START PAGE EXTRACT

26: "The Big Shift"^{[citation needed]}; John McKinnon & Brad Birch; Brian Coughlan; February 16, 2017
In part one, on the one-year anniversary of Atomic Puppet's first appearance and Captain Atomic's "disappearance", Mookie tells everyone that he killed Captain Atomic in one last attempt to make them accept him as their hero. Meanwhile, Joey and AP argue over if everyone should know that AP is Captain Atomic.In part two, Mookie teams up with Professor Tite-Gripp to lead a prison outbreak and destroy Atomic Puppet once and for all.

==Production==
Series creators Mark Drop and Jerry Leibotwitz originally pitched the concept of Atomic Puppet to Mercury Filmworks in 2011. The studio took interest in the concept, but chose to redevelop it under the supervision of series developer Travis Williams and director Andy Coyle. One such change the team introduced was the idea of the titular sock puppet being a polymorphed superhero, but one that "had a bit bigger of an ego". They believed this would emphasize the humiliation of the character's transformation and force him to show his more vulnerable side.

END PAGE EXTRACT

WHAT TO DO: In the Atomic Puppet page extract, in what year did Mark Drop and Jerry Leibotwitz pitch the series concept to Mercury Filmworks?

START INFORMATION

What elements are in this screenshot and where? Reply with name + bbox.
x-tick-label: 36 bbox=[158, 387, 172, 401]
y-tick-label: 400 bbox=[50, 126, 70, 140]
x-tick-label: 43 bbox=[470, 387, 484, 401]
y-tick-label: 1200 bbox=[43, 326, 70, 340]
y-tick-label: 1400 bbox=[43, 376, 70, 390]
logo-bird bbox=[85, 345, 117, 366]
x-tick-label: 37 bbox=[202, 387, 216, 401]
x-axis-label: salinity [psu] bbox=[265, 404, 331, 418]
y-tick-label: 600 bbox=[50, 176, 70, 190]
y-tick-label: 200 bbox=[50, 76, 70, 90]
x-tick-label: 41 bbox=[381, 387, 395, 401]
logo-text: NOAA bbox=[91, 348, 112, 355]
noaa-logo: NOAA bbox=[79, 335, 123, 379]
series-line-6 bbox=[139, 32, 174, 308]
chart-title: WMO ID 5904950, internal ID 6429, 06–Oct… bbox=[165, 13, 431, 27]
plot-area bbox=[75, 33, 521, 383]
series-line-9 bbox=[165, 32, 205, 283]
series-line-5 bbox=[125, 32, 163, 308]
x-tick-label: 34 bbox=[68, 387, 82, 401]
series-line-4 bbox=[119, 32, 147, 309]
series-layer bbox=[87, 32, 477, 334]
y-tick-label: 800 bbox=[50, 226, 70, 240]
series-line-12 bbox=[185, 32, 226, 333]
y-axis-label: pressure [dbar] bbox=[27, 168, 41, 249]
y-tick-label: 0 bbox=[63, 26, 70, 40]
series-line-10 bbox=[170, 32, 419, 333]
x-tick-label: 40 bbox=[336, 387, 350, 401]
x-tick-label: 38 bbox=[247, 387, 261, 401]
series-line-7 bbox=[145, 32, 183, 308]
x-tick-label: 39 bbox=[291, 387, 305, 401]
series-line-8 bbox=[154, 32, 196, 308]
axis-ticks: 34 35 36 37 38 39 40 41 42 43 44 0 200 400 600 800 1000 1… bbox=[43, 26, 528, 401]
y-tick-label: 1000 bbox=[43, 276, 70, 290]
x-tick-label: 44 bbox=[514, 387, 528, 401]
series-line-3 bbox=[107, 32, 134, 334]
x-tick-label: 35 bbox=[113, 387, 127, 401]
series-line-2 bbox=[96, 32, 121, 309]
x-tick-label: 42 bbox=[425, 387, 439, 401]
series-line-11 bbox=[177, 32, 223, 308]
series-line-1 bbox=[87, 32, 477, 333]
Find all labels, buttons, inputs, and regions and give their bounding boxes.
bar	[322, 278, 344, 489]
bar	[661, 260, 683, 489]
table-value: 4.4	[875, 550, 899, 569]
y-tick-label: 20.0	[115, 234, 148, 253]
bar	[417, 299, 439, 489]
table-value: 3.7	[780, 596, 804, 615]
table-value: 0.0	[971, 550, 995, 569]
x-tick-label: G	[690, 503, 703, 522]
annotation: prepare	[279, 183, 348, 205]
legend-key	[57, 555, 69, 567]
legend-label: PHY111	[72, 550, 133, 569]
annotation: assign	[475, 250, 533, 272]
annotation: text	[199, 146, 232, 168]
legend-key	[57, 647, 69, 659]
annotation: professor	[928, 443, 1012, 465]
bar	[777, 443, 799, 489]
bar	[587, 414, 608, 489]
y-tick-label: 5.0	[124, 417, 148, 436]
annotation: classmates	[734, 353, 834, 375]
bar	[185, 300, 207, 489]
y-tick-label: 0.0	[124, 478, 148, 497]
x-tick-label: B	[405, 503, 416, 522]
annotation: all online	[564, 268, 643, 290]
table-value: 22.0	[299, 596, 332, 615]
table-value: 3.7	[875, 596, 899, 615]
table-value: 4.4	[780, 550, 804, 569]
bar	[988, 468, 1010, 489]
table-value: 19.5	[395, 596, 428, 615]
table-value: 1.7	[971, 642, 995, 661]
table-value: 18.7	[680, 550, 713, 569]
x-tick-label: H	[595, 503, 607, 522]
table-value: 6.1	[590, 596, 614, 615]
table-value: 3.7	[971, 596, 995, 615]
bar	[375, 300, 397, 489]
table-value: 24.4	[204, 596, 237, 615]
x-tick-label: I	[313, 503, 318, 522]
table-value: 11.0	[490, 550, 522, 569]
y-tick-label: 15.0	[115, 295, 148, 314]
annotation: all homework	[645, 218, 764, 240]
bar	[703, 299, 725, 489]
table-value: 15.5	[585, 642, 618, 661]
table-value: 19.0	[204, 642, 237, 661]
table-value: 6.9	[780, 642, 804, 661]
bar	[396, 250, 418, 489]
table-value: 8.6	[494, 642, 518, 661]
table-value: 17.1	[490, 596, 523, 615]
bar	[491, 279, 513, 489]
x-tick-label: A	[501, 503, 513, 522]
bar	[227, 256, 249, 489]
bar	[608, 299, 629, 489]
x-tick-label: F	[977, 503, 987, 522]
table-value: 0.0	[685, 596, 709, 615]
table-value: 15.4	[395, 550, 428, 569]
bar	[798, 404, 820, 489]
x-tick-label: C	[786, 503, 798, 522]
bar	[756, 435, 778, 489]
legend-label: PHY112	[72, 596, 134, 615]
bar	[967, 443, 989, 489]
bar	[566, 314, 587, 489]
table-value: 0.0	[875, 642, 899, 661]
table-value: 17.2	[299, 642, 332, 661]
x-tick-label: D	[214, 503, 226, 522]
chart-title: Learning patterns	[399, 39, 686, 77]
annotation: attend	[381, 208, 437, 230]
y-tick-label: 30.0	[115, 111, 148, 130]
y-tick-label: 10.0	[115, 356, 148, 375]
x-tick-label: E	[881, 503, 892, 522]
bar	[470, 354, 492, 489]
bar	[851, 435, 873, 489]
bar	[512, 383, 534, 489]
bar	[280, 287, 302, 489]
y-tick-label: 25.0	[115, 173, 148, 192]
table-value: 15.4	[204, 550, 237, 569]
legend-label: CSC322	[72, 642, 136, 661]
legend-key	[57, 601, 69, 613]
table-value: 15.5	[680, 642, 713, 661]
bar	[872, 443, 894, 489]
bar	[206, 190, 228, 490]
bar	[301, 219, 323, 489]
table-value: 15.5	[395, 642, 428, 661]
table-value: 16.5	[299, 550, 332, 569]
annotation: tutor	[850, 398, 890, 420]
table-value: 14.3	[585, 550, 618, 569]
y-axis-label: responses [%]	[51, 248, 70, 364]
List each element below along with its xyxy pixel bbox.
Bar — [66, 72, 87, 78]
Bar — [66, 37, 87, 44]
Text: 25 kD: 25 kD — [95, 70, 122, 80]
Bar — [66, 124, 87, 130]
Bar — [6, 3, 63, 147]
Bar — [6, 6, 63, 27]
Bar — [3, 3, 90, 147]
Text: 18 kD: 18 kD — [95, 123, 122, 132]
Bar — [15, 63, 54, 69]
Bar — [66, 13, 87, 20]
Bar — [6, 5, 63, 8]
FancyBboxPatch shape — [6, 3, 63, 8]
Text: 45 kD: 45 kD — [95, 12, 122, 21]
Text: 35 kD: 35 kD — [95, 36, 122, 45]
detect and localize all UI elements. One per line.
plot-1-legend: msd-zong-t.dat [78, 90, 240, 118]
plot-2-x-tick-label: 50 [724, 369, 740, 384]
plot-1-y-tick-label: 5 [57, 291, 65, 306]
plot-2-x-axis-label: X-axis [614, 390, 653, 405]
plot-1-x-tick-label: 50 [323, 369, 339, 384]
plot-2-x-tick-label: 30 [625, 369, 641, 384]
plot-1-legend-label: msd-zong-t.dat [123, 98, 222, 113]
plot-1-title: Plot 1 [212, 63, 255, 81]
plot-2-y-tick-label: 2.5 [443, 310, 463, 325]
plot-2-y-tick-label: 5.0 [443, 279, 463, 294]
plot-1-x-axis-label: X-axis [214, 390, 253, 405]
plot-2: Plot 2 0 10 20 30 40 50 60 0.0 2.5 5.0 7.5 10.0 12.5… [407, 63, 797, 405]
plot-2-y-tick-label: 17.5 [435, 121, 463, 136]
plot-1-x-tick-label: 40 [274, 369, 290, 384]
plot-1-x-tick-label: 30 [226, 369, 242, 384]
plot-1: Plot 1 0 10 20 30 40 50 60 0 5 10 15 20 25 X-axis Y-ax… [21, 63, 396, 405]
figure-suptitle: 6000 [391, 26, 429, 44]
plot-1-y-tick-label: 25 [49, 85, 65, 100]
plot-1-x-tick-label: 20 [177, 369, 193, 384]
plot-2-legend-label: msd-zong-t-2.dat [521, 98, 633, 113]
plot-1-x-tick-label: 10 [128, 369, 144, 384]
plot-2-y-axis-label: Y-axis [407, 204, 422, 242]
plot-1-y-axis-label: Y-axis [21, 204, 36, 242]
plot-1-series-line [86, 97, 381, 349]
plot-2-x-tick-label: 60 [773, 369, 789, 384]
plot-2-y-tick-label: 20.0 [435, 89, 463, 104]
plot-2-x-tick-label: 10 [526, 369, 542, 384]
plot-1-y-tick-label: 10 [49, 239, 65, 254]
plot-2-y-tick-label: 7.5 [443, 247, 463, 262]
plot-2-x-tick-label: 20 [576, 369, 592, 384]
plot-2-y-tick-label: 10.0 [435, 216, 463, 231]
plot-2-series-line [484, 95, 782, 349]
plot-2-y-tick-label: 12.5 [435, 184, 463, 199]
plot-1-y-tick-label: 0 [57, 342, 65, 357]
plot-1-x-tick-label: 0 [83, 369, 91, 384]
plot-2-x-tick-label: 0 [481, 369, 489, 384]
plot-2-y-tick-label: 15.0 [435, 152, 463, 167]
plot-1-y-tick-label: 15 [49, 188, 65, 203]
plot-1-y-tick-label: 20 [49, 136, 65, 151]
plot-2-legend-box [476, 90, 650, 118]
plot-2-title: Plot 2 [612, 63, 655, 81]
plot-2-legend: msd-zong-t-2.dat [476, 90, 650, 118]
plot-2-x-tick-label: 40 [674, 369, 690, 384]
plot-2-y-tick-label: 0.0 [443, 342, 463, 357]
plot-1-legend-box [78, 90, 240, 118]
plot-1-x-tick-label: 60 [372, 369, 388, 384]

END INFORMATION

SOLUTION TO THIS EXERCISE: 2011